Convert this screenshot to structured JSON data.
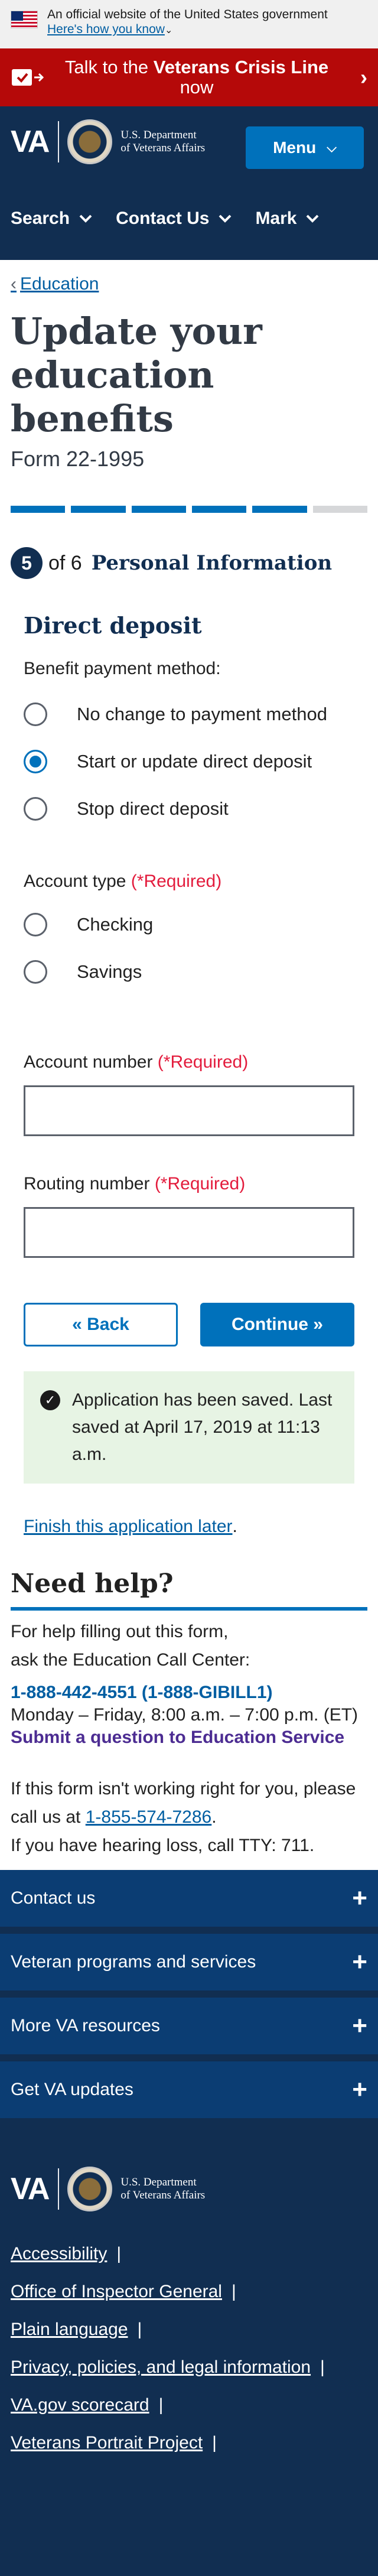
{
  "official_banner": {
    "text": "An official website of the United States government",
    "link": "Here's how you know"
  },
  "crisis": {
    "prefix": "Talk to the",
    "emphasis": "Veterans Crisis Line",
    "suffix": "now"
  },
  "header": {
    "logo_text": "VA",
    "dept_line1": "U.S. Department",
    "dept_line2": "of Veterans Affairs",
    "menu_label": "Menu"
  },
  "nav": {
    "items": [
      "Search",
      "Contact Us",
      "Mark"
    ]
  },
  "breadcrumb": {
    "label": "Education"
  },
  "page": {
    "title": "Update your education benefits",
    "form_number": "Form 22-1995",
    "progress_total": 6,
    "progress_current": 5,
    "step_number": "5",
    "step_of": "of 6",
    "step_title": "Personal Information"
  },
  "direct_deposit": {
    "title": "Direct deposit",
    "payment_label": "Benefit payment method:",
    "options": [
      "No change to payment method",
      "Start or update direct deposit",
      "Stop direct deposit"
    ],
    "selected_index": 1
  },
  "account_type": {
    "label": "Account type",
    "required": "(*Required)",
    "options": [
      "Checking",
      "Savings"
    ]
  },
  "account_number": {
    "label": "Account number",
    "required": "(*Required)",
    "value": ""
  },
  "routing_number": {
    "label": "Routing number",
    "required": "(*Required)",
    "value": ""
  },
  "buttons": {
    "back": "« Back",
    "continue": "Continue »"
  },
  "saved": {
    "message": "Application has been saved. Last saved at April 17, 2019 at 11:13 a.m."
  },
  "finish_later": "Finish this application later",
  "help": {
    "title": "Need help?",
    "intro_line1": "For help filling out this form,",
    "intro_line2": "ask the Education Call Center:",
    "phone": "1-888-442-4551 (1-888-GIBILL1)",
    "hours": "Monday – Friday, 8:00 a.m. – 7:00 p.m. (ET)",
    "submit_question": "Submit a question to Education Service",
    "issue_line1": "If this form isn't working right for you, please",
    "issue_prefix": "call us at",
    "issue_phone": "1-855-574-7286",
    "tty": "If you have hearing loss, call TTY: 711."
  },
  "footer": {
    "accordions": [
      "Contact us",
      "Veteran programs and services",
      "More VA resources",
      "Get VA updates"
    ],
    "links": [
      "Accessibility",
      "Office of Inspector General",
      "Plain language",
      "Privacy, policies, and legal information",
      "VA.gov scorecard",
      "Veterans Portrait Project"
    ]
  }
}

----

Which lines above contain the word "this"? Copy each of them.

* **Written reply**:
Convert this screenshot to structured JSON data.
  "finish_later": "Finish this application later",
    "intro_line1": "For help filling out this form,",
    "issue_line1": "If this form isn't working right for you, please",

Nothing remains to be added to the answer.